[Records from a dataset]

■ ■ ■ ■ ■

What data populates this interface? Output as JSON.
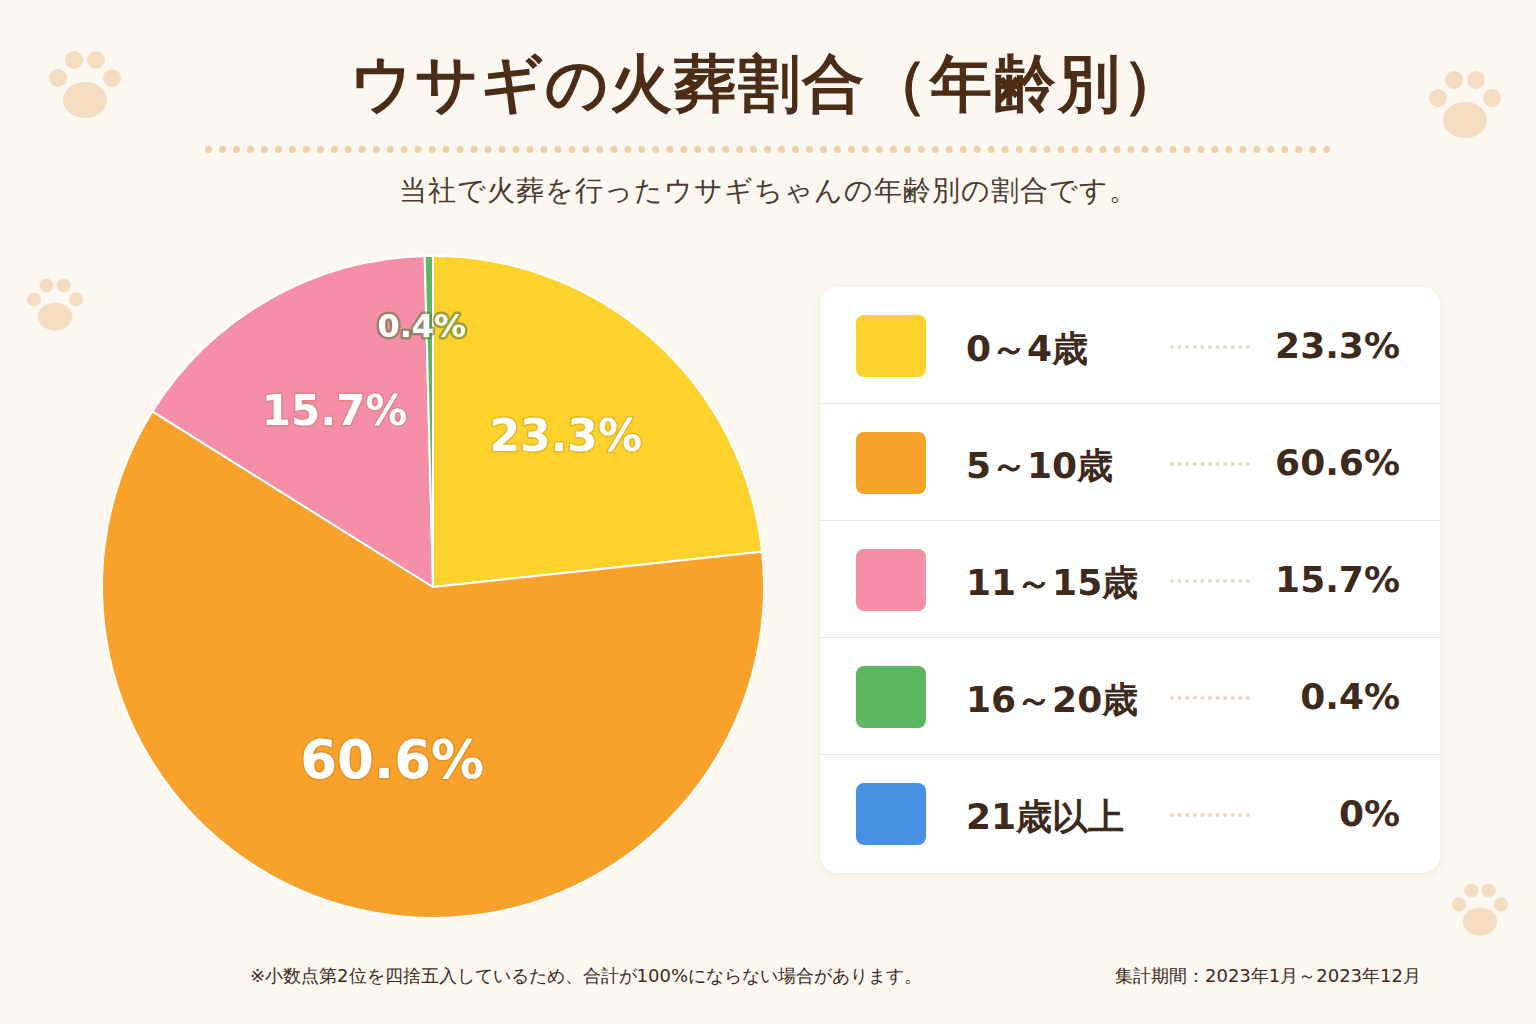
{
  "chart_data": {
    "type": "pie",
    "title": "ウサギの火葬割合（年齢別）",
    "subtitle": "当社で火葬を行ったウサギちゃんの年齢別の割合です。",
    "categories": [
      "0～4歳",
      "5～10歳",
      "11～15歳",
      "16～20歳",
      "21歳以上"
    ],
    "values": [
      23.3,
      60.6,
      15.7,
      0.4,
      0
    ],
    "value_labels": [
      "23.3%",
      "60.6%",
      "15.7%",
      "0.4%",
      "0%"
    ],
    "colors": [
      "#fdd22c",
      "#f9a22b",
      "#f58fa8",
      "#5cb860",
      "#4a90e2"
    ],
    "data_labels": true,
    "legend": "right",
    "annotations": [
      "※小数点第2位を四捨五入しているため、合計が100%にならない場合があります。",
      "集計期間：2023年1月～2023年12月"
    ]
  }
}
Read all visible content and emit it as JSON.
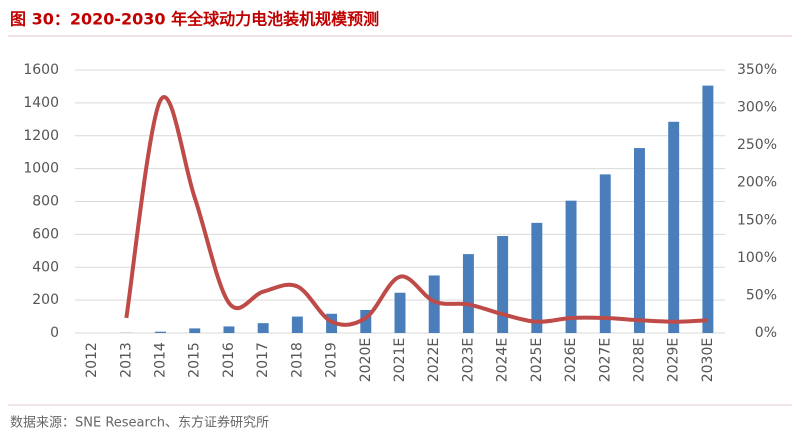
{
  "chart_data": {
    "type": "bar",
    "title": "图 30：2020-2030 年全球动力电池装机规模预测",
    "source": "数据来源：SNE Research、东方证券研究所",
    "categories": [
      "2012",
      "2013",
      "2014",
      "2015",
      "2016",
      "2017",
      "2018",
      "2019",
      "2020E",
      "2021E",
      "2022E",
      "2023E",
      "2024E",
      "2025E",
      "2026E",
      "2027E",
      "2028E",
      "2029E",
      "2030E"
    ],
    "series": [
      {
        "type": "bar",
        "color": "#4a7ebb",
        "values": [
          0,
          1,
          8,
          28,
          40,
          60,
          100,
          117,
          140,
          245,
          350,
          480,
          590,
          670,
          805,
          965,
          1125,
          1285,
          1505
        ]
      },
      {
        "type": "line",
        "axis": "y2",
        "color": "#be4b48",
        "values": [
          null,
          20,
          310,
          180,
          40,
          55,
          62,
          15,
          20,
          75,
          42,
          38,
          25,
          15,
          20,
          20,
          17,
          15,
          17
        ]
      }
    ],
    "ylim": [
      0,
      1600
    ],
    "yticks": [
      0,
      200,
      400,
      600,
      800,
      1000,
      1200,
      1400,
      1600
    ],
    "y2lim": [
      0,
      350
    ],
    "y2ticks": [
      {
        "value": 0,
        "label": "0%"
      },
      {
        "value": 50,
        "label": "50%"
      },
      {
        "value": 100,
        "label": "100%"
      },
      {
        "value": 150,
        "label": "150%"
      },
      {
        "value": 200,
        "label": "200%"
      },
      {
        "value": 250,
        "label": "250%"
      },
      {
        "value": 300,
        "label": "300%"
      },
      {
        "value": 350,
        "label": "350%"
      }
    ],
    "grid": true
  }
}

■ ■ ■ ■ ■

> **SHORT PROBLEM**:
Say how many lines include the word "JSON"; reply with the number alone.

> **TASK RESPONSE**:
2